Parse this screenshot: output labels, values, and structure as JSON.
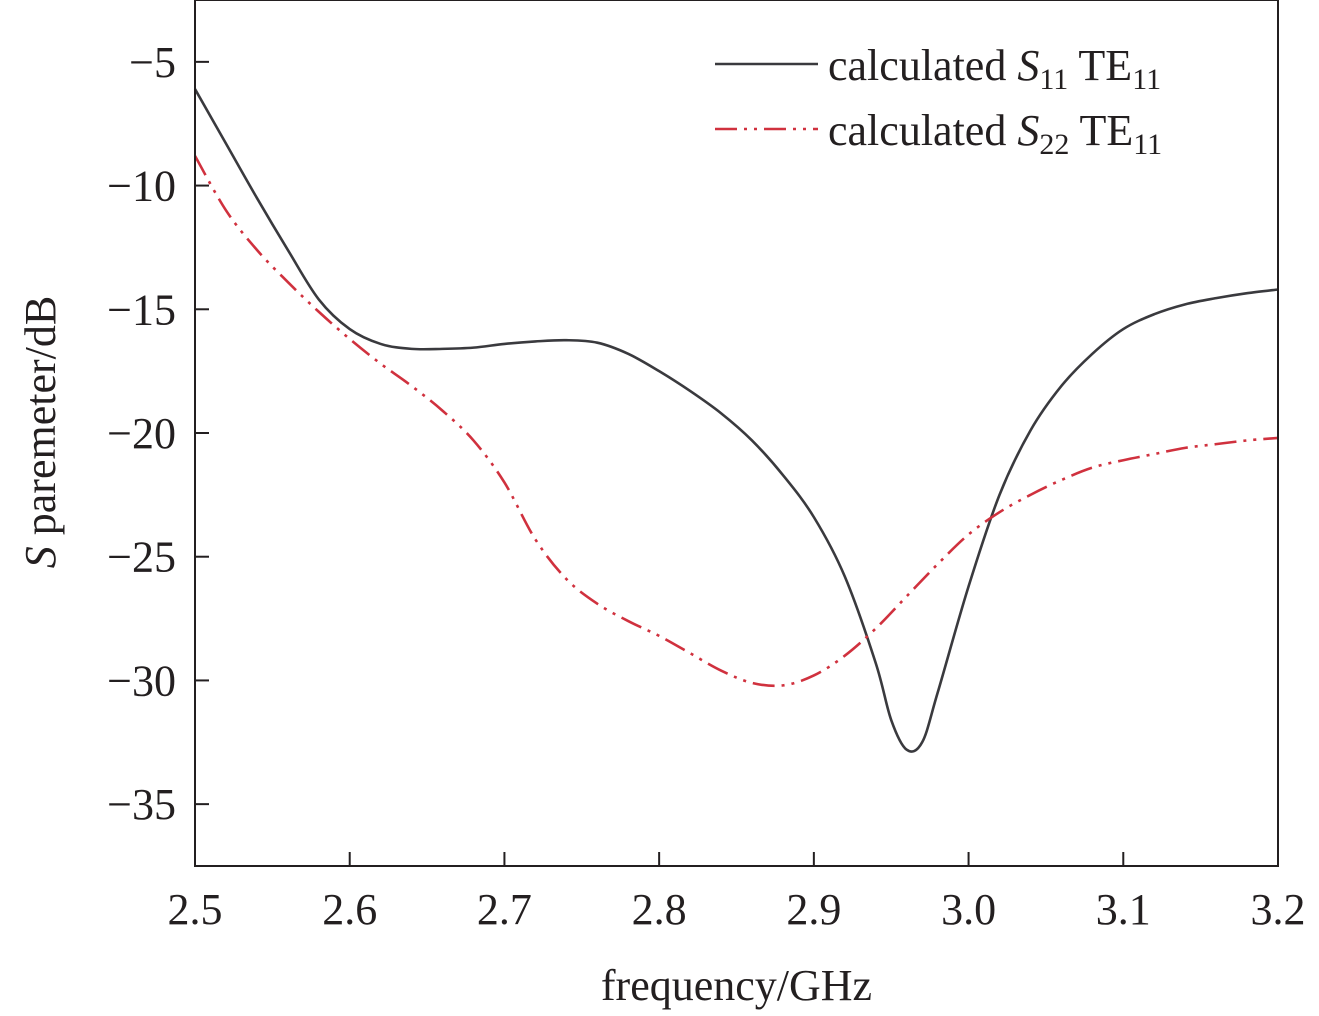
{
  "chart_data": {
    "type": "line",
    "title": "",
    "xlabel": "frequency/GHz",
    "ylabel_italic": "S",
    "ylabel_rest": " paremeter/dB",
    "xlim": [
      2.5,
      3.2
    ],
    "ylim": [
      -37.5,
      -2.5
    ],
    "x_ticks": [
      2.5,
      2.6,
      2.7,
      2.8,
      2.9,
      3.0,
      3.1,
      3.2
    ],
    "x_tick_labels": [
      "2.5",
      "2.6",
      "2.7",
      "2.8",
      "2.9",
      "3.0",
      "3.1",
      "3.2"
    ],
    "y_ticks": [
      -5,
      -10,
      -15,
      -20,
      -25,
      -30,
      -35
    ],
    "y_tick_labels": [
      "−5",
      "−10",
      "−15",
      "−20",
      "−25",
      "−30",
      "−35"
    ],
    "grid": false,
    "legend_position": "top-right",
    "series": [
      {
        "legend_prefix": "calculated ",
        "legend_S": "S",
        "legend_S_sub": "11",
        "legend_mode": " TE",
        "legend_mode_sub": "11",
        "color": "#3a3a3e",
        "dash": "solid",
        "x": [
          2.5,
          2.52,
          2.54,
          2.56,
          2.58,
          2.6,
          2.62,
          2.64,
          2.66,
          2.68,
          2.7,
          2.72,
          2.74,
          2.76,
          2.78,
          2.8,
          2.82,
          2.84,
          2.86,
          2.88,
          2.9,
          2.92,
          2.94,
          2.95,
          2.96,
          2.97,
          2.98,
          3.0,
          3.02,
          3.04,
          3.06,
          3.08,
          3.1,
          3.12,
          3.14,
          3.16,
          3.18,
          3.2
        ],
        "y": [
          -6.1,
          -8.3,
          -10.5,
          -12.6,
          -14.6,
          -15.8,
          -16.4,
          -16.6,
          -16.6,
          -16.55,
          -16.4,
          -16.3,
          -16.25,
          -16.35,
          -16.8,
          -17.5,
          -18.3,
          -19.2,
          -20.3,
          -21.7,
          -23.4,
          -25.8,
          -29.3,
          -31.6,
          -32.8,
          -32.5,
          -30.5,
          -26.2,
          -22.5,
          -19.9,
          -18.1,
          -16.8,
          -15.8,
          -15.2,
          -14.8,
          -14.55,
          -14.35,
          -14.2
        ]
      },
      {
        "legend_prefix": "calculated ",
        "legend_S": "S",
        "legend_S_sub": "22",
        "legend_mode": " TE",
        "legend_mode_sub": "11",
        "color": "#d0313e",
        "dash": "dashdotdot",
        "x": [
          2.5,
          2.52,
          2.54,
          2.56,
          2.58,
          2.6,
          2.62,
          2.64,
          2.66,
          2.68,
          2.7,
          2.72,
          2.74,
          2.76,
          2.78,
          2.8,
          2.82,
          2.84,
          2.86,
          2.88,
          2.9,
          2.92,
          2.94,
          2.96,
          2.98,
          3.0,
          3.02,
          3.04,
          3.06,
          3.08,
          3.1,
          3.12,
          3.14,
          3.16,
          3.18,
          3.2
        ],
        "y": [
          -8.8,
          -11.0,
          -12.6,
          -13.9,
          -15.1,
          -16.2,
          -17.2,
          -18.1,
          -19.1,
          -20.3,
          -22.0,
          -24.3,
          -25.9,
          -26.9,
          -27.6,
          -28.2,
          -28.9,
          -29.6,
          -30.1,
          -30.2,
          -29.8,
          -29.0,
          -27.9,
          -26.6,
          -25.3,
          -24.1,
          -23.2,
          -22.5,
          -21.9,
          -21.4,
          -21.1,
          -20.85,
          -20.6,
          -20.45,
          -20.3,
          -20.2
        ]
      }
    ]
  }
}
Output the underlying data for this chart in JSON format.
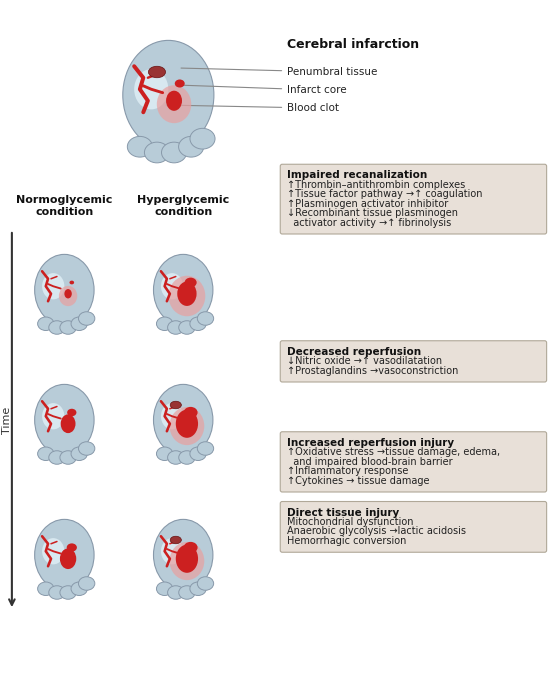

● **The task**: Pull out every line above that holds the word "this".

● **Full response**:
Parse this screenshot: output labels, values, and structure as JSON.
Output the underlying data for this chart in JSON format.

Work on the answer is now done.